Records from a data collection
***
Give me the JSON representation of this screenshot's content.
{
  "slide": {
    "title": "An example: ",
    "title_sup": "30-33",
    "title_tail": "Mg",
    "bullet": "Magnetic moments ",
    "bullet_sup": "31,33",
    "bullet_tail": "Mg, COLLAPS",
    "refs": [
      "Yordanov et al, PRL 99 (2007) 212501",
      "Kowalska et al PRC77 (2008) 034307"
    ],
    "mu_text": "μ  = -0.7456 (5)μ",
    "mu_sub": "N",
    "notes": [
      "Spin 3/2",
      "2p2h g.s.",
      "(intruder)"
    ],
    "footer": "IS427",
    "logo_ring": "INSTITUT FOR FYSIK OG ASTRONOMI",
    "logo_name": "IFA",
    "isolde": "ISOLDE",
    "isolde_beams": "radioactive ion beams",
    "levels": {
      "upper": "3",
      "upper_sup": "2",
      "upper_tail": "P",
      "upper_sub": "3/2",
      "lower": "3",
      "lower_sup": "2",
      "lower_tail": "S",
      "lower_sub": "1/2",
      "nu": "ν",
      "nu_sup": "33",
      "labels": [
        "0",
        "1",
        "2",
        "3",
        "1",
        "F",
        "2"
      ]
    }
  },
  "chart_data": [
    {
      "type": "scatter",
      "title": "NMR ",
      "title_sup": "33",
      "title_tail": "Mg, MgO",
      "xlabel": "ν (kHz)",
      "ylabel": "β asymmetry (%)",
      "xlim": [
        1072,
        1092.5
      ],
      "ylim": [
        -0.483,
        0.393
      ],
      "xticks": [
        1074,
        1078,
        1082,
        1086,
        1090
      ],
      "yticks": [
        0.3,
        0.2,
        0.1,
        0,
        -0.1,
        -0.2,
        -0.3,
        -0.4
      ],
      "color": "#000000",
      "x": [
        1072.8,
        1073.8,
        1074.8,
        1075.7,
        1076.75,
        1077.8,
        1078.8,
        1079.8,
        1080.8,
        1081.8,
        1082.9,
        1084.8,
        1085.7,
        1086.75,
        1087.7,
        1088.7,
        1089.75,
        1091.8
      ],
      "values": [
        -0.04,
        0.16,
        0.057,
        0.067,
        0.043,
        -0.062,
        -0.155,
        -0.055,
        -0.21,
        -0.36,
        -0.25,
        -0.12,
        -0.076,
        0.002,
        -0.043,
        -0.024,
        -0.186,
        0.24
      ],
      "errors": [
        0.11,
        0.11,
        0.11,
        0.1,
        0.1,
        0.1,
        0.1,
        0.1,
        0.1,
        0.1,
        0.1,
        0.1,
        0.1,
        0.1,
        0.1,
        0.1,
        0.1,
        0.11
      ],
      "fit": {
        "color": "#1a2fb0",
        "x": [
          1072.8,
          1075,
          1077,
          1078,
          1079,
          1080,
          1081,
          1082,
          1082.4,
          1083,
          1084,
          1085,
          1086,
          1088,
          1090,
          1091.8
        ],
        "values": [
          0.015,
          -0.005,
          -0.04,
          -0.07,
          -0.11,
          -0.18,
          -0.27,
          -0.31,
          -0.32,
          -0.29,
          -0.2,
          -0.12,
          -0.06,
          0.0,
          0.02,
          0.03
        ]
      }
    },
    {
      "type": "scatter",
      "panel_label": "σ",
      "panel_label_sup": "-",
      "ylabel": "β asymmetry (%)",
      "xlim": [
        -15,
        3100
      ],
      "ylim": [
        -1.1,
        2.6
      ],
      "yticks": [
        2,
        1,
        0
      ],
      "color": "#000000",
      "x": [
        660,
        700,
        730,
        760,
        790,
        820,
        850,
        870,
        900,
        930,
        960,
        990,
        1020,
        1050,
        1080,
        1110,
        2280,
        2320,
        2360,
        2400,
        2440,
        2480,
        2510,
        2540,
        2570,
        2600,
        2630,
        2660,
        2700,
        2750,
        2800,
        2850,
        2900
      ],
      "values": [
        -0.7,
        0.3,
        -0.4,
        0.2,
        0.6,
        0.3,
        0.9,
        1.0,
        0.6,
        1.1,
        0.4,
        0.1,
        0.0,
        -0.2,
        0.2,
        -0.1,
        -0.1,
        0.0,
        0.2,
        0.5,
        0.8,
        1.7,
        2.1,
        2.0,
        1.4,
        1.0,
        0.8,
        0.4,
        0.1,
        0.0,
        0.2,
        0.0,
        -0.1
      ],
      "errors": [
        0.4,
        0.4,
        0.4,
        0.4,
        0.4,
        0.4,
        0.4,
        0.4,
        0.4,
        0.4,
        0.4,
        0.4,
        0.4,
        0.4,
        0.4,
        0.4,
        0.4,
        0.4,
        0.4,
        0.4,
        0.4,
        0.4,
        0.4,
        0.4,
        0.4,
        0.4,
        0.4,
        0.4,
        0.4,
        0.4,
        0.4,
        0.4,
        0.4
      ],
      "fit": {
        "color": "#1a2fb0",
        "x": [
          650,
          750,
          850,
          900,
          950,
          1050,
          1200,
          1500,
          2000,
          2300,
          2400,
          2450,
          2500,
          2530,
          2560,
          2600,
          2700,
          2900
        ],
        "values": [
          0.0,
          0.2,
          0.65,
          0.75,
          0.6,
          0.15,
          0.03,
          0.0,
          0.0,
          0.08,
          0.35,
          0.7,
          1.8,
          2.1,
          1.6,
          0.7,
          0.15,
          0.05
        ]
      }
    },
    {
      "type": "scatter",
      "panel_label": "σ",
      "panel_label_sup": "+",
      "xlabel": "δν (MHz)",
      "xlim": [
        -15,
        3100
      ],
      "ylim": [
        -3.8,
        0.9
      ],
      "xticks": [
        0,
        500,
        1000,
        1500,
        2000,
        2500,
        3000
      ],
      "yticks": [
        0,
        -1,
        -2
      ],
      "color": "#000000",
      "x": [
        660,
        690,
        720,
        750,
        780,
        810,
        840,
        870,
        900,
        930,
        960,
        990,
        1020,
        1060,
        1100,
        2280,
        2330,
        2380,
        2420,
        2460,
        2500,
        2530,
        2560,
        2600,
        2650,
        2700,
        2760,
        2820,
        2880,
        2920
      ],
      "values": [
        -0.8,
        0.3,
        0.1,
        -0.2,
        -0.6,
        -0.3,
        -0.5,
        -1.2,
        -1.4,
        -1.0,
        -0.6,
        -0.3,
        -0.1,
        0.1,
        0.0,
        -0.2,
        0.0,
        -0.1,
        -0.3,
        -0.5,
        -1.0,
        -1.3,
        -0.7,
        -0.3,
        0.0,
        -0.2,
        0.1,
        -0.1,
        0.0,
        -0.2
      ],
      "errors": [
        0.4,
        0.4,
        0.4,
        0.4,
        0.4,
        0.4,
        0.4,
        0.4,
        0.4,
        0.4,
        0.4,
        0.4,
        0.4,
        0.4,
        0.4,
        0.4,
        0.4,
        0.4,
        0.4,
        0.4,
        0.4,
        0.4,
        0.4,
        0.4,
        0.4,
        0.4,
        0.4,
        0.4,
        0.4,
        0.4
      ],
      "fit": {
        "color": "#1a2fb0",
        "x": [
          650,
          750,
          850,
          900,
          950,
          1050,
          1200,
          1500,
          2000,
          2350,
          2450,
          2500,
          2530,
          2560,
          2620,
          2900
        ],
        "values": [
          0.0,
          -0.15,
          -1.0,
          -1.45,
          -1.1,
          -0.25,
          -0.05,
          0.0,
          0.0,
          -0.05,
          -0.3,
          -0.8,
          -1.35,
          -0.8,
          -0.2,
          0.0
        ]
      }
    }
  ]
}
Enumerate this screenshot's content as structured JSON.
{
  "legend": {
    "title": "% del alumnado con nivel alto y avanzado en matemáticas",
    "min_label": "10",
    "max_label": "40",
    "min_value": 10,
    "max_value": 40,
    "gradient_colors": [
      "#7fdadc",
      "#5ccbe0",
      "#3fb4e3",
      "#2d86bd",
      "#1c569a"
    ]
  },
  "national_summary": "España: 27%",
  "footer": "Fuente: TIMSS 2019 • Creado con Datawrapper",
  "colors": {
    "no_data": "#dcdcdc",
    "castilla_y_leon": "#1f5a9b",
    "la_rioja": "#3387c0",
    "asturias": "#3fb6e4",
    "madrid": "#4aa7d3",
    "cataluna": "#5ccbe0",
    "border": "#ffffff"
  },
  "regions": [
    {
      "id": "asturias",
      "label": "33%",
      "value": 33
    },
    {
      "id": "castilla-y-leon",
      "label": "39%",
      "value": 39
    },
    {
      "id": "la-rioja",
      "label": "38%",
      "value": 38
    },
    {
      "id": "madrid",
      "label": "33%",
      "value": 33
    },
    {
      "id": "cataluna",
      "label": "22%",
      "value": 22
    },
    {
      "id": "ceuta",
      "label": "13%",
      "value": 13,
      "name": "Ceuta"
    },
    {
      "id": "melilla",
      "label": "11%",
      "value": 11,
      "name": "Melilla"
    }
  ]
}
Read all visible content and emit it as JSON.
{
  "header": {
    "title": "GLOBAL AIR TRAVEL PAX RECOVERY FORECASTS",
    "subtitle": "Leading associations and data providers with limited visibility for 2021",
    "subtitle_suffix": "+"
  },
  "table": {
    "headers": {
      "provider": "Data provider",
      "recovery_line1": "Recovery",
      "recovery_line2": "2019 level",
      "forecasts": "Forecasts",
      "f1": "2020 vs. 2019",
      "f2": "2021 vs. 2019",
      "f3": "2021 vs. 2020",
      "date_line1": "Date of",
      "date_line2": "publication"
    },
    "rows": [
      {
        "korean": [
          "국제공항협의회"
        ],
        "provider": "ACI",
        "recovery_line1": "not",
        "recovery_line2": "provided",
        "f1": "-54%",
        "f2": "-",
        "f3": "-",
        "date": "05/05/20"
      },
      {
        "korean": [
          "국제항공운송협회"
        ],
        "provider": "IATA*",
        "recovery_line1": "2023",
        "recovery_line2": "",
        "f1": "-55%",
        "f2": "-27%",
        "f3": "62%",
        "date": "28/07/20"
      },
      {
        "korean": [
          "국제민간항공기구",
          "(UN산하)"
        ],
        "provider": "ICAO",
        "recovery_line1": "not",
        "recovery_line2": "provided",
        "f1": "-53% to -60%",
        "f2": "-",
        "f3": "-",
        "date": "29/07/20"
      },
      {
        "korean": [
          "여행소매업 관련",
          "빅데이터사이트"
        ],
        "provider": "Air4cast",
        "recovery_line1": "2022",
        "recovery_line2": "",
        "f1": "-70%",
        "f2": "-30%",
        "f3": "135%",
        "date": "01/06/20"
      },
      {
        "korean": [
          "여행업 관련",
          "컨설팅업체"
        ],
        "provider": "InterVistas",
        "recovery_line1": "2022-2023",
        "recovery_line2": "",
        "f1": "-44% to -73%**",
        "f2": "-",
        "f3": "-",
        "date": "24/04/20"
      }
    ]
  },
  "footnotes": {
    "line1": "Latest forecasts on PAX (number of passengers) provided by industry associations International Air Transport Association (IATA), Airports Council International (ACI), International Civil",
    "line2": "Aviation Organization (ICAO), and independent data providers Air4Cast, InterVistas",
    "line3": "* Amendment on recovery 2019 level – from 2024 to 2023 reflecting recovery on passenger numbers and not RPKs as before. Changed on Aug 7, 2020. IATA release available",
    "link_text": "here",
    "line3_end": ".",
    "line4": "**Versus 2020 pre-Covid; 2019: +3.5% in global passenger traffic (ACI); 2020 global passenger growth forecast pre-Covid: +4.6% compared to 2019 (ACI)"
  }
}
***
### Work to complete
All lines in the data that contain the word "IATA" should be copied.

### Exercise answer
        "provider": "IATA*",
    "line1": "Latest forecasts on PAX (number of passengers) provided by industry associations International Air Transport Association (IATA), Airports Council International (ACI), International Civil",
    "line3": "* Amendment on recovery 2019 level – from 2024 to 2023 reflecting recovery on passenger numbers and not RPKs as before. Changed on Aug 7, 2020. IATA release available",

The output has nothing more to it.